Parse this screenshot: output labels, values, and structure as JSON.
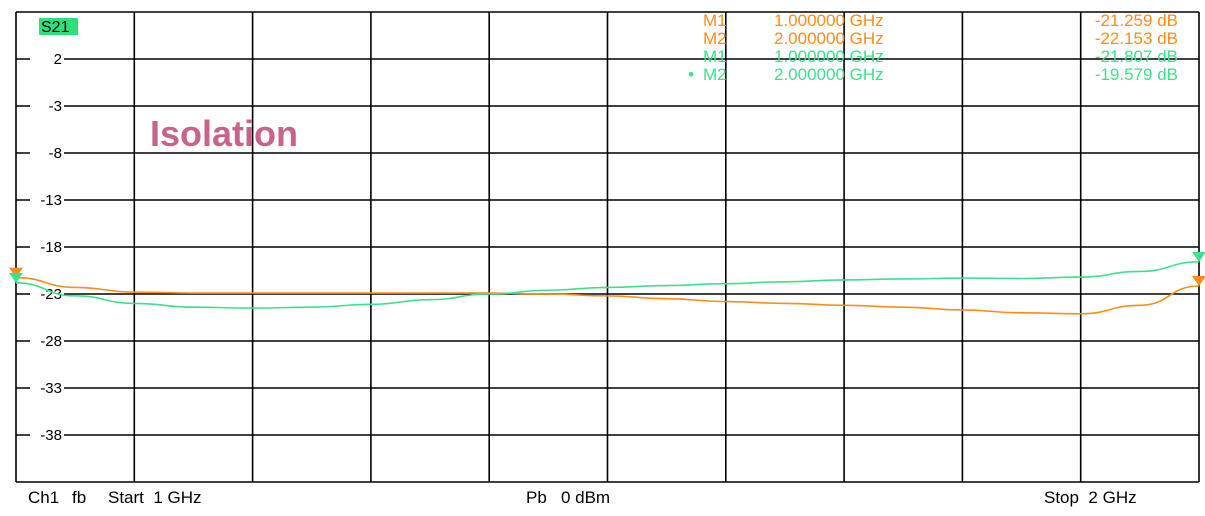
{
  "chart_data": {
    "type": "line",
    "trace_label": "S21",
    "annotation": "Isolation",
    "xlim": [
      1,
      2
    ],
    "ylim": [
      -43,
      7
    ],
    "yticks": [
      2,
      -3,
      -8,
      -13,
      -18,
      -23,
      -28,
      -33,
      -38
    ],
    "series": [
      {
        "color": "#ff8c1a",
        "x": [
          1.0,
          1.05,
          1.1,
          1.15,
          1.2,
          1.25,
          1.3,
          1.35,
          1.4,
          1.45,
          1.5,
          1.55,
          1.6,
          1.65,
          1.7,
          1.75,
          1.8,
          1.85,
          1.9,
          1.95,
          2.0
        ],
        "y": [
          -21.26,
          -22.3,
          -22.8,
          -22.9,
          -22.9,
          -22.9,
          -22.9,
          -22.9,
          -22.9,
          -23.0,
          -23.2,
          -23.5,
          -23.8,
          -24.0,
          -24.2,
          -24.4,
          -24.7,
          -25.0,
          -25.1,
          -24.2,
          -22.15
        ]
      },
      {
        "color": "#3ee08a",
        "x": [
          1.0,
          1.05,
          1.1,
          1.15,
          1.2,
          1.25,
          1.3,
          1.35,
          1.4,
          1.45,
          1.5,
          1.55,
          1.6,
          1.65,
          1.7,
          1.75,
          1.8,
          1.85,
          1.9,
          1.95,
          2.0
        ],
        "y": [
          -21.81,
          -23.2,
          -24.0,
          -24.4,
          -24.5,
          -24.4,
          -24.1,
          -23.6,
          -23.0,
          -22.6,
          -22.3,
          -22.1,
          -21.9,
          -21.7,
          -21.5,
          -21.4,
          -21.3,
          -21.35,
          -21.2,
          -20.6,
          -19.58
        ]
      }
    ],
    "marker_table": [
      {
        "name": "M1",
        "freq": "1.000000 GHz",
        "value": "-21.259 dB",
        "color": "#ff8c1a",
        "active": false
      },
      {
        "name": "M2",
        "freq": "2.000000 GHz",
        "value": "-22.153 dB",
        "color": "#ff8c1a",
        "active": false
      },
      {
        "name": "M1",
        "freq": "1.000000 GHz",
        "value": "-21.807 dB",
        "color": "#3ee08a",
        "active": false
      },
      {
        "name": "M2",
        "freq": "2.000000 GHz",
        "value": "-19.579 dB",
        "color": "#3ee08a",
        "active": true
      }
    ],
    "annotation_color": "#c8648c",
    "label_bg": "#2ee07a"
  },
  "footer": {
    "channel": "Ch1",
    "mode": "fb",
    "start": "Start  1 GHz",
    "power": "Pb   0 dBm",
    "stop": "Stop  2 GHz"
  }
}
******************************
What to do - Leave the images out and output the remaining material exactly as it stands.

Answer for the task -
Parse this screenshot: output labels, values, and structure as JSON.
{
  "chart_data": {
    "type": "line",
    "trace_label": "S21",
    "annotation": "Isolation",
    "xlim": [
      1,
      2
    ],
    "ylim": [
      -43,
      7
    ],
    "yticks": [
      2,
      -3,
      -8,
      -13,
      -18,
      -23,
      -28,
      -33,
      -38
    ],
    "series": [
      {
        "color": "#ff8c1a",
        "x": [
          1.0,
          1.05,
          1.1,
          1.15,
          1.2,
          1.25,
          1.3,
          1.35,
          1.4,
          1.45,
          1.5,
          1.55,
          1.6,
          1.65,
          1.7,
          1.75,
          1.8,
          1.85,
          1.9,
          1.95,
          2.0
        ],
        "y": [
          -21.26,
          -22.3,
          -22.8,
          -22.9,
          -22.9,
          -22.9,
          -22.9,
          -22.9,
          -22.9,
          -23.0,
          -23.2,
          -23.5,
          -23.8,
          -24.0,
          -24.2,
          -24.4,
          -24.7,
          -25.0,
          -25.1,
          -24.2,
          -22.15
        ]
      },
      {
        "color": "#3ee08a",
        "x": [
          1.0,
          1.05,
          1.1,
          1.15,
          1.2,
          1.25,
          1.3,
          1.35,
          1.4,
          1.45,
          1.5,
          1.55,
          1.6,
          1.65,
          1.7,
          1.75,
          1.8,
          1.85,
          1.9,
          1.95,
          2.0
        ],
        "y": [
          -21.81,
          -23.2,
          -24.0,
          -24.4,
          -24.5,
          -24.4,
          -24.1,
          -23.6,
          -23.0,
          -22.6,
          -22.3,
          -22.1,
          -21.9,
          -21.7,
          -21.5,
          -21.4,
          -21.3,
          -21.35,
          -21.2,
          -20.6,
          -19.58
        ]
      }
    ],
    "marker_table": [
      {
        "name": "M1",
        "freq": "1.000000 GHz",
        "value": "-21.259 dB",
        "color": "#ff8c1a",
        "active": false
      },
      {
        "name": "M2",
        "freq": "2.000000 GHz",
        "value": "-22.153 dB",
        "color": "#ff8c1a",
        "active": false
      },
      {
        "name": "M1",
        "freq": "1.000000 GHz",
        "value": "-21.807 dB",
        "color": "#3ee08a",
        "active": false
      },
      {
        "name": "M2",
        "freq": "2.000000 GHz",
        "value": "-19.579 dB",
        "color": "#3ee08a",
        "active": true
      }
    ],
    "annotation_color": "#c8648c",
    "label_bg": "#2ee07a"
  },
  "footer": {
    "channel": "Ch1",
    "mode": "fb",
    "start": "Start  1 GHz",
    "power": "Pb   0 dBm",
    "stop": "Stop  2 GHz"
  }
}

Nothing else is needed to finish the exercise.